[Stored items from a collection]
********
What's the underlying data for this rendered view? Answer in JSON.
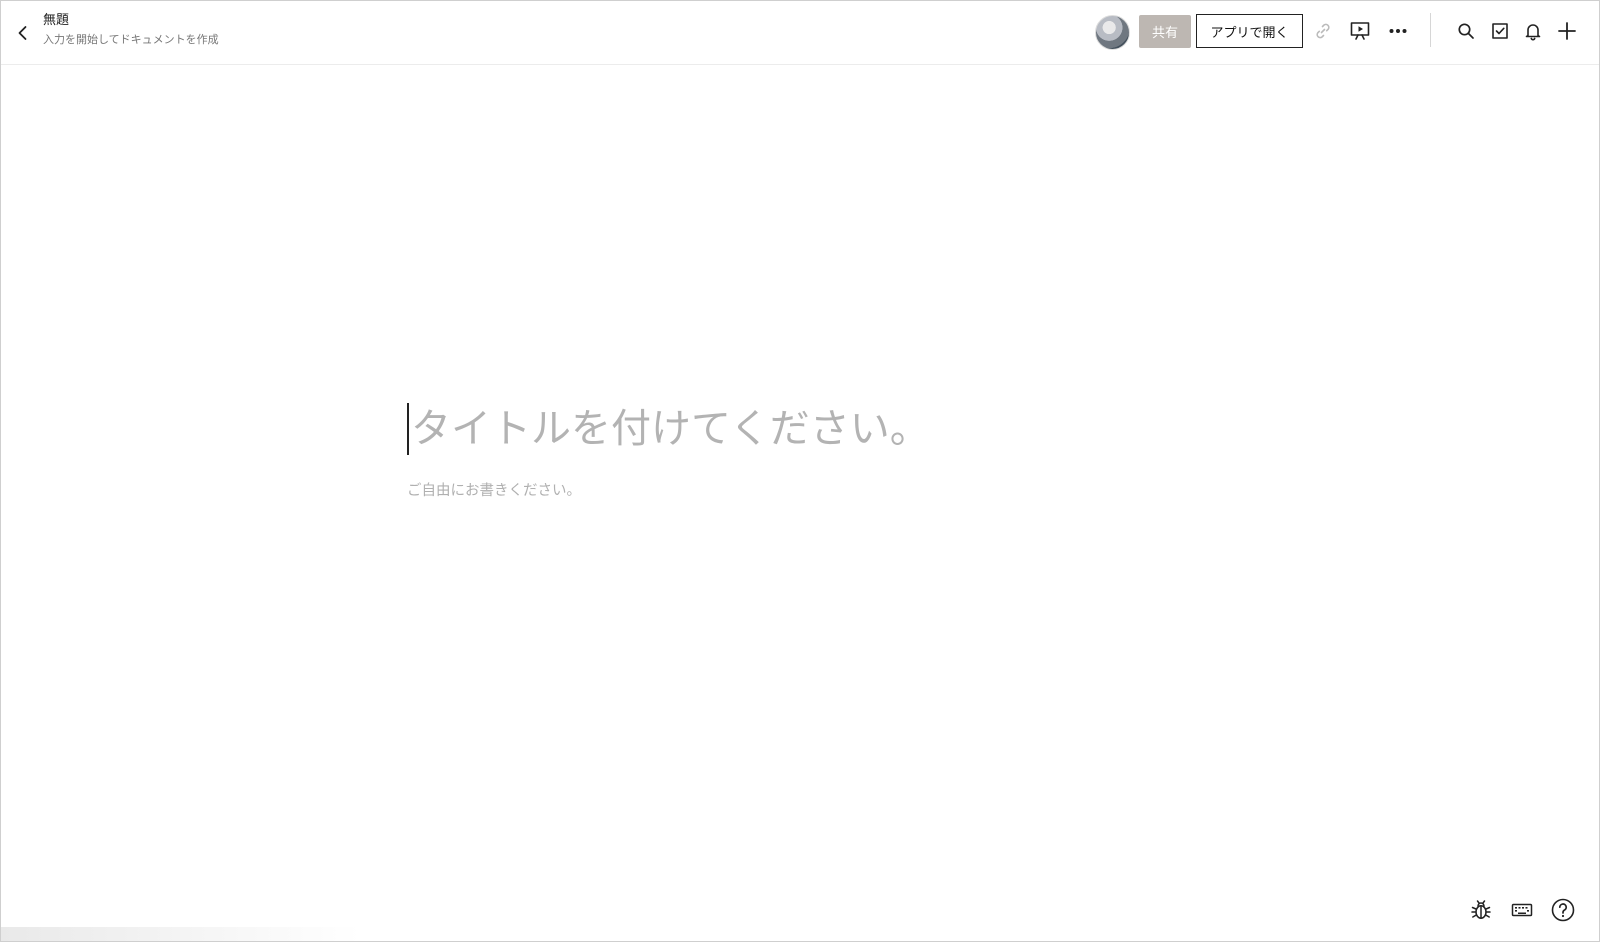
{
  "header": {
    "title": "無題",
    "subtitle": "入力を開始してドキュメントを作成",
    "share_label": "共有",
    "open_app_label": "アプリで開く"
  },
  "editor": {
    "title_placeholder": "タイトルを付けてください。",
    "body_placeholder": "ご自由にお書きください。"
  },
  "icons": {
    "back": "chevron-left-icon",
    "link": "link-icon",
    "present": "presentation-icon",
    "more": "more-horizontal-icon",
    "search": "search-icon",
    "tasks": "checkbox-icon",
    "notifications": "bell-icon",
    "add": "plus-icon",
    "bug": "bug-icon",
    "keyboard": "keyboard-icon",
    "help": "help-icon"
  },
  "colors": {
    "share_button_bg": "#bdb7b2",
    "placeholder": "#b3b3b3"
  }
}
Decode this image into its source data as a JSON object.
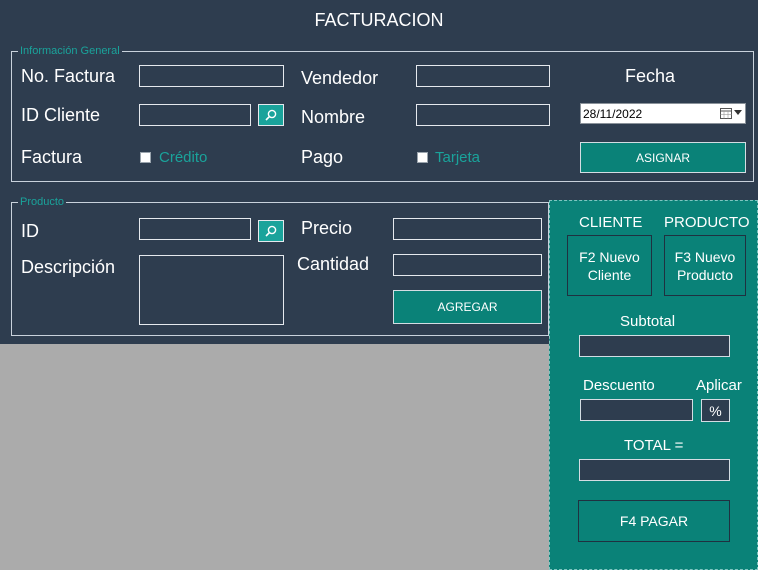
********
PROBLEM TO SOLVE:
Write the full listing out again with every line unchanged, but include no pictures.

SOLUTION TO THIS EXERCISE:
What's the underlying data for this rendered view? Answer in JSON.
{
  "header": {
    "title": "無題",
    "subtitle": "入力を開始してドキュメントを作成",
    "share_label": "共有",
    "open_app_label": "アプリで開く"
  },
  "editor": {
    "title_placeholder": "タイトルを付けてください。",
    "body_placeholder": "ご自由にお書きください。"
  },
  "icons": {
    "back": "chevron-left-icon",
    "link": "link-icon",
    "present": "presentation-icon",
    "more": "more-horizontal-icon",
    "search": "search-icon",
    "tasks": "checkbox-icon",
    "notifications": "bell-icon",
    "add": "plus-icon",
    "bug": "bug-icon",
    "keyboard": "keyboard-icon",
    "help": "help-icon"
  },
  "colors": {
    "share_button_bg": "#bdb7b2",
    "placeholder": "#b3b3b3"
  }
}
Decode this image into its source data as a JSON object.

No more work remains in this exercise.